> WORK TO COMPLETE: Write out the data again in full, exactly as it reads.

— BEGIN WORKING DATA —

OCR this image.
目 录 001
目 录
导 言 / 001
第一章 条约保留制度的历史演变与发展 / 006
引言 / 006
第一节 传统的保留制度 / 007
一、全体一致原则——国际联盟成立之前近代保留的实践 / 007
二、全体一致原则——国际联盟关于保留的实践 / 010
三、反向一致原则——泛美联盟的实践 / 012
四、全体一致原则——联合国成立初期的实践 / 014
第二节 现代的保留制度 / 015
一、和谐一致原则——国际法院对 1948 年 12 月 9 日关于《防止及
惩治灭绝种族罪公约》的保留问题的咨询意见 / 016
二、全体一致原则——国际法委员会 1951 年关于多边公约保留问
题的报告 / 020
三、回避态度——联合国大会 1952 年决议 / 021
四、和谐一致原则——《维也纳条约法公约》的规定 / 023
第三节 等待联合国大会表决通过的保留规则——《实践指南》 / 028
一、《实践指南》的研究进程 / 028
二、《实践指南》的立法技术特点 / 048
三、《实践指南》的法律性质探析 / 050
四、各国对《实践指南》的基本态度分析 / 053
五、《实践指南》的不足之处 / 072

— END WORKING DATA —

> EXPECTED ANSWER:
OCR this image.
目 录 001
目 录
导 言 / 001
第一章 条约保留制度的历史演变与发展 / 006
引言 / 006
第一节 传统的保留制度 / 007
一、全体一致原则——国际联盟成立之前近代保留的实践 / 007
二、全体一致原则——国际联盟关于保留的实践 / 010
三、反向一致原则——泛美联盟的实践 / 012
四、全体一致原则——联合国成立初期的实践 / 014
第二节 现代的保留制度 / 015
一、和谐一致原则——国际法院对 1948 年 12 月 9 日关于《防止及
惩治灭绝种族罪公约》的保留问题的咨询意见 / 016
二、全体一致原则——国际法委员会 1951 年关于多边公约保留问
题的报告 / 020
三、回避态度——联合国大会 1952 年决议 / 021
四、和谐一致原则——《维也纳条约法公约》的规定 / 023
第三节 等待联合国大会表决通过的保留规则——《实践指南》 / 028
一、《实践指南》的研究进程 / 028
二、《实践指南》的立法技术特点 / 048
三、《实践指南》的法律性质探析 / 050
四、各国对《实践指南》的基本态度分析 / 053
五、《实践指南》的不足之处 / 072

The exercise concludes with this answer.